# RECORD SET
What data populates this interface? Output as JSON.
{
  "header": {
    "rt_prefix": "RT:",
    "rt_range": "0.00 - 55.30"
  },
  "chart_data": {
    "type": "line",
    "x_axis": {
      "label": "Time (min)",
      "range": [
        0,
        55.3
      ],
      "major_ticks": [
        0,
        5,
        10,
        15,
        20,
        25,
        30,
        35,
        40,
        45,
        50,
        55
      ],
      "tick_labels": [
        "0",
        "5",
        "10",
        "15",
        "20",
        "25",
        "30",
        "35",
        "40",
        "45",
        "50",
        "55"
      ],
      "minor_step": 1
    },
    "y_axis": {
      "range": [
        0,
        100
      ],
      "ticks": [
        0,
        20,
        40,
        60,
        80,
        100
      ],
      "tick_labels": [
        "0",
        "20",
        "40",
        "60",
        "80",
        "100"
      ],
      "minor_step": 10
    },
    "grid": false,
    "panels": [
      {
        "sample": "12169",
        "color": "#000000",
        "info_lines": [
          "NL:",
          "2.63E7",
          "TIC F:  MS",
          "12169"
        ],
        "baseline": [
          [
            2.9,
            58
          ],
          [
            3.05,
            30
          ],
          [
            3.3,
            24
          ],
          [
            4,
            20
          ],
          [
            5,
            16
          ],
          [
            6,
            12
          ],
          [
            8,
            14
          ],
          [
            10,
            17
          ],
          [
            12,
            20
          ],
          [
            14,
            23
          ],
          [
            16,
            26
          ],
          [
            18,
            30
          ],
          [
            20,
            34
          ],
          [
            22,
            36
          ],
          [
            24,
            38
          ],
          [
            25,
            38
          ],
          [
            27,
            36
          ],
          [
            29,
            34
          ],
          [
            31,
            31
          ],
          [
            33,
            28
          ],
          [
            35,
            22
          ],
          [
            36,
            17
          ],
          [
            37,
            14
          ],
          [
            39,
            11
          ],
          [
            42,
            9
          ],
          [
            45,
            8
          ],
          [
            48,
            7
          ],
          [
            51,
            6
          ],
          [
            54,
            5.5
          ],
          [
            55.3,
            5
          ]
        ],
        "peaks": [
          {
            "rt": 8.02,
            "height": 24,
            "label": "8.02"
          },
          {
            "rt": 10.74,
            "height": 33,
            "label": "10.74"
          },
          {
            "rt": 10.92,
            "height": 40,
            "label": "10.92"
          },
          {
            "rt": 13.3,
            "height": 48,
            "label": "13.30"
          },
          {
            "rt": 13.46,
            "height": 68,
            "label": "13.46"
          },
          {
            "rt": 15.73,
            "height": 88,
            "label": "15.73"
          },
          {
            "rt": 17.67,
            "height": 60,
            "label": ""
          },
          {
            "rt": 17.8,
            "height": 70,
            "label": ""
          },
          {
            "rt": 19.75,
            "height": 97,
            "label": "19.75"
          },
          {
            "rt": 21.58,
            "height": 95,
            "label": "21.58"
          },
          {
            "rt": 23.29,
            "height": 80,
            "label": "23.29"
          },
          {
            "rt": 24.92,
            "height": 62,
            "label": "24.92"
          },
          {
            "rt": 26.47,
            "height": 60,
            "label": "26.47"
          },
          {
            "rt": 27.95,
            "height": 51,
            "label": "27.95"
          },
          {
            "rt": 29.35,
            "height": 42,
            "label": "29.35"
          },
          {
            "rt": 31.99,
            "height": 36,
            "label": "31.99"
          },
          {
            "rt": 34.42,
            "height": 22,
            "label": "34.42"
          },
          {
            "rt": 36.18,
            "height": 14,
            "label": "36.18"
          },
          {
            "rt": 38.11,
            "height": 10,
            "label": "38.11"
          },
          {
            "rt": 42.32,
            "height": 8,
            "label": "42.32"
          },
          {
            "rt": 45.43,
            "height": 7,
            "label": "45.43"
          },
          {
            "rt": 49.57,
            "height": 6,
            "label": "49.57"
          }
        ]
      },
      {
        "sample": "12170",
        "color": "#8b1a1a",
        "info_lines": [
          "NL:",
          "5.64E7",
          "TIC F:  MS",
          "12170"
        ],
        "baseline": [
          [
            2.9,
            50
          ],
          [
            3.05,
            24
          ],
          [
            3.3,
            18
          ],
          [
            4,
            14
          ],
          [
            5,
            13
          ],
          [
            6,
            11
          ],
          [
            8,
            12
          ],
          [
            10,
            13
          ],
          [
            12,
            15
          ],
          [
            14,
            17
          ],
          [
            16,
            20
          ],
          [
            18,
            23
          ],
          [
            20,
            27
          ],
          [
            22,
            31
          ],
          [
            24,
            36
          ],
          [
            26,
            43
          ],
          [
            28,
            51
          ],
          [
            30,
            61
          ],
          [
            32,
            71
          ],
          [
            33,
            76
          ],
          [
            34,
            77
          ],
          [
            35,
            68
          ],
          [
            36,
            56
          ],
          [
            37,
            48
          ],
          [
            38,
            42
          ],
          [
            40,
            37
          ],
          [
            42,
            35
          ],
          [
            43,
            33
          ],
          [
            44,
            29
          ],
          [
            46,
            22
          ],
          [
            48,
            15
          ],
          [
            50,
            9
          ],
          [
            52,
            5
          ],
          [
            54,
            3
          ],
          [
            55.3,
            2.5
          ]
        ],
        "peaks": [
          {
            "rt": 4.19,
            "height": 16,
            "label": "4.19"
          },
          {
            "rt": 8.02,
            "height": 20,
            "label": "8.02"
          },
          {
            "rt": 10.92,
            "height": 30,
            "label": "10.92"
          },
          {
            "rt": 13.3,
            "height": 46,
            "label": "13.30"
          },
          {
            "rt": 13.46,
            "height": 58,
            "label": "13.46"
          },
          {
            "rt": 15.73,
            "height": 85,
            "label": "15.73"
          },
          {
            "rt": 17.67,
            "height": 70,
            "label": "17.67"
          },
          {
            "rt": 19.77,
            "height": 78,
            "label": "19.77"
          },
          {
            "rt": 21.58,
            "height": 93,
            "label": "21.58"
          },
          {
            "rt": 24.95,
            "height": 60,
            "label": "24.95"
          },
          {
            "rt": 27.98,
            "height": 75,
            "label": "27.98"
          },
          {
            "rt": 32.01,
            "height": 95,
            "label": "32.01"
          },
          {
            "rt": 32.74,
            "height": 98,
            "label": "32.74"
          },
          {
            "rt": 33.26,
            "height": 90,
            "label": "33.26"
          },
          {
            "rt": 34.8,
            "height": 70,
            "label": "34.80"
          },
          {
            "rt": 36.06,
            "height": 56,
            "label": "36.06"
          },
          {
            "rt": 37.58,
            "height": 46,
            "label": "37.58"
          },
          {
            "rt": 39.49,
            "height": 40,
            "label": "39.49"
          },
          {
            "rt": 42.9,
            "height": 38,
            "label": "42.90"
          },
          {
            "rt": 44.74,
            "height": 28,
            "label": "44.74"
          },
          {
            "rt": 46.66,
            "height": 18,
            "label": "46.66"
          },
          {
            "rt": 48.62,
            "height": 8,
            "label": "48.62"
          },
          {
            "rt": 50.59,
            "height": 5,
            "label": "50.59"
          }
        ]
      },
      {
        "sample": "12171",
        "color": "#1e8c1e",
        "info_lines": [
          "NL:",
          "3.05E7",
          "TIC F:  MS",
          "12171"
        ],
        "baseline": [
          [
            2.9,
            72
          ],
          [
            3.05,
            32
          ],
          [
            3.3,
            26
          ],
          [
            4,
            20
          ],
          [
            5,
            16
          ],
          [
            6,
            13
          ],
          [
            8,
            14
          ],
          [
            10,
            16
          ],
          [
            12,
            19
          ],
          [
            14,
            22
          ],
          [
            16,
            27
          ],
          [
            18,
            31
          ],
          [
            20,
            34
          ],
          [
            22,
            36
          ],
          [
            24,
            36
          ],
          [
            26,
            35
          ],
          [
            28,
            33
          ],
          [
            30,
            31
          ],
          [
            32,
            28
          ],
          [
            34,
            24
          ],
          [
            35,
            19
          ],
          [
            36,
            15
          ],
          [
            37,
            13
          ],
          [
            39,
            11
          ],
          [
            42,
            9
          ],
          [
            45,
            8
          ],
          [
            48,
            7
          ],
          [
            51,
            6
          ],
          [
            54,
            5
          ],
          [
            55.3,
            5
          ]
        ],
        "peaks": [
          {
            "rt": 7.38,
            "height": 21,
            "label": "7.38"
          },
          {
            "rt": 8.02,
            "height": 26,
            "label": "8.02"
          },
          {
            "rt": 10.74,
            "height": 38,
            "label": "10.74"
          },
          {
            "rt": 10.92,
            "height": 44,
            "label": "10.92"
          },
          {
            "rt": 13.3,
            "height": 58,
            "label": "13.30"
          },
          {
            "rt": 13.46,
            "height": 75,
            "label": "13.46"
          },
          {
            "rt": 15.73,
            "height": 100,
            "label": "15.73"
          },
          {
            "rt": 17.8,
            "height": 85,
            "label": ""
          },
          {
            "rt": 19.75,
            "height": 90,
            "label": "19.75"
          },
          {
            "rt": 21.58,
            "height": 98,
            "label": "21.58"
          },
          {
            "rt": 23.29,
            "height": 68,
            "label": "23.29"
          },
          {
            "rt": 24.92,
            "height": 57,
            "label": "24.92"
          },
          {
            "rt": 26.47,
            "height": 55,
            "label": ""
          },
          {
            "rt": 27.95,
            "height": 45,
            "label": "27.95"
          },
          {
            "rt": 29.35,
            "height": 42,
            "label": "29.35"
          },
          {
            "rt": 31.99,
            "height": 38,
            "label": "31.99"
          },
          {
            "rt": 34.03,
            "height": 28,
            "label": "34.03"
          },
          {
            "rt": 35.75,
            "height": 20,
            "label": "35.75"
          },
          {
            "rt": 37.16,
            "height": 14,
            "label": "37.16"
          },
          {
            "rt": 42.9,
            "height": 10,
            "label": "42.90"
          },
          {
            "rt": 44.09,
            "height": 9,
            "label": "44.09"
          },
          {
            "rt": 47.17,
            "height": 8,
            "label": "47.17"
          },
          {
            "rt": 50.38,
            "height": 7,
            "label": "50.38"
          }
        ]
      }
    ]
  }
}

# DIRECTIVE
Lines containing the word "color" are to be counted in the listing; state their number alone.

# RESPONSE
3